*What the exercise asks*
Reproduce the air conditioner management text between "[0026] The air" and "a refrigerating cycle.", inclusive, replacing "electronic expansion valve" with "thermostatic expansion valve".

*Selected excerpt*
=== Begin Enclosure ===

DETAILED DESCRIPTION OF THE EMBODIMENTS

[0024] Embodiments of the invention will be described in detail with reference to FIGS. 1 to 8 .

[0025] FIG. 1 is a block diagram showing the structure of a management system for an air conditioner. Referring to FIG. 1, a personal computer 100 used as a monitoring apparatus is connected via a converter unit 200 to an air conditioner 300 to be monitored or controlled.

[0026] The air conditioner 300 has a plurality of outdoor machines 301 , a refrigerator or chiller machine 302 and a plurality of indoor machines, respectively interconnected by transmission paths via which data is transferred to control these machines. The outdoor machine 301 includes a compressor whose capacity is controlled by varying a drive frequency, for example, by an inverter, an outdoor heat exchanger, an electronic expansion valve and the like. A pressure sensor for detecting a discharge gas pressure and a temperature sensor for detecting a temperature are mounted on a discharge pipe of the compressor. The indoor machine has an indoor heat exchanger and an electronic expansion valve, and is connected to the outdoor machine via a refrigerant circulating path to constitute a refrigerating cycle.

=== End Enclosure ===

*Data shown*
=== Begin Enclosure ===

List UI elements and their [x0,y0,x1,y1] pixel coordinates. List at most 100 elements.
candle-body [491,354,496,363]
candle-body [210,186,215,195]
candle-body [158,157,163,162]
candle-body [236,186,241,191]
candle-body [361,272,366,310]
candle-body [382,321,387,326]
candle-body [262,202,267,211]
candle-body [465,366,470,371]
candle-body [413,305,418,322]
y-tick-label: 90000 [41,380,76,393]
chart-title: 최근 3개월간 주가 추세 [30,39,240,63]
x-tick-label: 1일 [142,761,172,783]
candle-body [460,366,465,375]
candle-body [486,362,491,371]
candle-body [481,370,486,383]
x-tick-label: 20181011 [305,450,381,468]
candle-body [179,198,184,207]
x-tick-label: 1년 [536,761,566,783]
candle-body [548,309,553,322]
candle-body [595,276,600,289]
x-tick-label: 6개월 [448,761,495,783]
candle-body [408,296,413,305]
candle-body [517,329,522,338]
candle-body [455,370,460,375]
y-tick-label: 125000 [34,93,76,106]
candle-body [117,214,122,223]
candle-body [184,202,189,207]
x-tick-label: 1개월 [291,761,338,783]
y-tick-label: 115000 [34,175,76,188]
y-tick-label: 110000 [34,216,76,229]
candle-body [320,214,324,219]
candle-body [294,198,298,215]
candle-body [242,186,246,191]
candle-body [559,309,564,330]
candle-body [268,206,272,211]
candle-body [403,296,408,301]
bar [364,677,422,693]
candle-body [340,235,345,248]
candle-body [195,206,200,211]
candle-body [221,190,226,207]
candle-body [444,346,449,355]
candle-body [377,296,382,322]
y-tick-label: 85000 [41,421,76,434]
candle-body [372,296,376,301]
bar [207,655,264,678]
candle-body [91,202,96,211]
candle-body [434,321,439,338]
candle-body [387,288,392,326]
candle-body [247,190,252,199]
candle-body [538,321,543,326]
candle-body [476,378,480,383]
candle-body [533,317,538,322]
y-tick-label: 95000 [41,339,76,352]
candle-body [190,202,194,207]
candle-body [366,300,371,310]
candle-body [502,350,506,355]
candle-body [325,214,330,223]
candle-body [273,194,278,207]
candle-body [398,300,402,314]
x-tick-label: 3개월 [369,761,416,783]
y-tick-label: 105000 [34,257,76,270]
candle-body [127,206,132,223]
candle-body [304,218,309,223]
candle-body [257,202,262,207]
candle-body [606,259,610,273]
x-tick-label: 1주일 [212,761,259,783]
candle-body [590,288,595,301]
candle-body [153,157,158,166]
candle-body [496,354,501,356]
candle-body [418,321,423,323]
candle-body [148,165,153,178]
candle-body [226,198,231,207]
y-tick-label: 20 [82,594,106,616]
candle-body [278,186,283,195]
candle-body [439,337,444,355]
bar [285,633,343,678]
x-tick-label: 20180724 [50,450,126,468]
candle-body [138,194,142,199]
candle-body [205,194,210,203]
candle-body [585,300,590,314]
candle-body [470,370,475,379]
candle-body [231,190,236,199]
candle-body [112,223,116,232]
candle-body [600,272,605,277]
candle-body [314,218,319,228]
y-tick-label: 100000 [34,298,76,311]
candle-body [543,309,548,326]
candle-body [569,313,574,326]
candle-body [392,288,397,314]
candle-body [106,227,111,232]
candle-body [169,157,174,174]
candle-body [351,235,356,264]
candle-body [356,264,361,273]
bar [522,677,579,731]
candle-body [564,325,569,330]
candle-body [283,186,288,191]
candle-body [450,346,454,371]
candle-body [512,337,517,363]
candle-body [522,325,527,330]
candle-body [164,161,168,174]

=== End Enclosure ===

*Exercise output*
[0026] The air conditioner 300 has a plurality of outdoor machines 301 , a refrigerator or chiller machine 302 and a plurality of indoor machines, respectively interconnected by transmission paths via which data is transferred to control these machines. The outdoor machine 301 includes a compressor whose capacity is controlled by varying a drive frequency, for example, by an inverter, an outdoor heat exchanger, an thermostatic expansion valve and the like. A pressure sensor for detecting a discharge gas pressure and a temperature sensor for detecting a temperature are mounted on a discharge pipe of the compressor. The indoor machine has an indoor heat exchanger and an thermostatic expansion valve, and is connected to the outdoor machine via a refrigerant circulating path to constitute a refrigerating cycle.